**WHAT THE TASK REQUIRES:**
Pull out each line of the records holding the string "text".

**Collected data:**

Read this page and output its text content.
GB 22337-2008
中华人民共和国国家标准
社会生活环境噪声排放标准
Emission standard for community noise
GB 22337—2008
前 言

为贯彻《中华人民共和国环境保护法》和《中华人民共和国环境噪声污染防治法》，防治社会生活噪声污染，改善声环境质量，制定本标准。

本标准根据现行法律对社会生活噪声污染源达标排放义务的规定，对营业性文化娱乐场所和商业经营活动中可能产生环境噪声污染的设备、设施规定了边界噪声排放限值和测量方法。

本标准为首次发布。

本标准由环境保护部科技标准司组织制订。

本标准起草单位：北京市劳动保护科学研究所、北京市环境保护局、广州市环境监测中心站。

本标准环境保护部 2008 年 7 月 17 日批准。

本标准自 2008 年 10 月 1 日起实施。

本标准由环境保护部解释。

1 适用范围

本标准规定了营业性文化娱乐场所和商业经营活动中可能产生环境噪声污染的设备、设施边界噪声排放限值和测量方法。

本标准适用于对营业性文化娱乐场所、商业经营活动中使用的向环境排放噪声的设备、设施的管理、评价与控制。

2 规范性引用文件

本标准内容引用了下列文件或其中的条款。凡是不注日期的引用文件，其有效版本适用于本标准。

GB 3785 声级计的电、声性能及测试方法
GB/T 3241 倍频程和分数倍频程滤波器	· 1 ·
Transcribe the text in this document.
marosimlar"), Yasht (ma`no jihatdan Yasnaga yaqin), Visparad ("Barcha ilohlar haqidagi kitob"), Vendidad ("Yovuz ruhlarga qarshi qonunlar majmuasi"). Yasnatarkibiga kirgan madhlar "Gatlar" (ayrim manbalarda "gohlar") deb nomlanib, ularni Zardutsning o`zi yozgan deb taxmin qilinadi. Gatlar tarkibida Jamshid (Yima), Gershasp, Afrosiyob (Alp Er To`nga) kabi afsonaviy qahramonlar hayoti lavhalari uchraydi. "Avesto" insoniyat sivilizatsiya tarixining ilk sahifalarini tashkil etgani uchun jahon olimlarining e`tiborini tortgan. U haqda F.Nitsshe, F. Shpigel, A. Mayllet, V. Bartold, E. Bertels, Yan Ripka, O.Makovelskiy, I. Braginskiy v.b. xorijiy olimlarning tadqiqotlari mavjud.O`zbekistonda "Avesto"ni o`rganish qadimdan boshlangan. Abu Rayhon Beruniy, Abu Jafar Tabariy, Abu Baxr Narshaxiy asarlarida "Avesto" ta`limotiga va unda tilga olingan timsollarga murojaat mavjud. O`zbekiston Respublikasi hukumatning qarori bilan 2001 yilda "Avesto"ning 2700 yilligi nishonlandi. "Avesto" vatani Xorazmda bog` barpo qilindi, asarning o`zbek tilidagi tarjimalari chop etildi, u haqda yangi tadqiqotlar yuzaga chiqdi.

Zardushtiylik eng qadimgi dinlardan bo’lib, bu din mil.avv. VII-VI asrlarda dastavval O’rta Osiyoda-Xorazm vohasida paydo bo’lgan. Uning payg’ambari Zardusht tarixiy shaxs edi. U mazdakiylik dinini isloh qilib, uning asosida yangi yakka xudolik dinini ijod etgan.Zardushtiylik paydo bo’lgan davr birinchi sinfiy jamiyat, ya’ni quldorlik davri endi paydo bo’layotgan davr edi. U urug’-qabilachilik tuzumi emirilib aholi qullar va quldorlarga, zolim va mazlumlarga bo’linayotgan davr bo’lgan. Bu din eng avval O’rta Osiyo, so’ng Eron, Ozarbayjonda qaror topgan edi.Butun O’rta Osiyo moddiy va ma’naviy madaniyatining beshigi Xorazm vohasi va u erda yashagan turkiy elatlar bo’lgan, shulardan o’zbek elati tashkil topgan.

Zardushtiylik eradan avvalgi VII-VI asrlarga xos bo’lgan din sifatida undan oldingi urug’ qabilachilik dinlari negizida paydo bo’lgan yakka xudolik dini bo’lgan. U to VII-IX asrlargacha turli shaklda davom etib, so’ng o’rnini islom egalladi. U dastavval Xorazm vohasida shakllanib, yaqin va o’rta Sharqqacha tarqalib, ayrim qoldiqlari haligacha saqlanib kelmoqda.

**SOLUTION TO THE PROBLEM:**
Read this page and output its text content.
Transcribe the text in this document.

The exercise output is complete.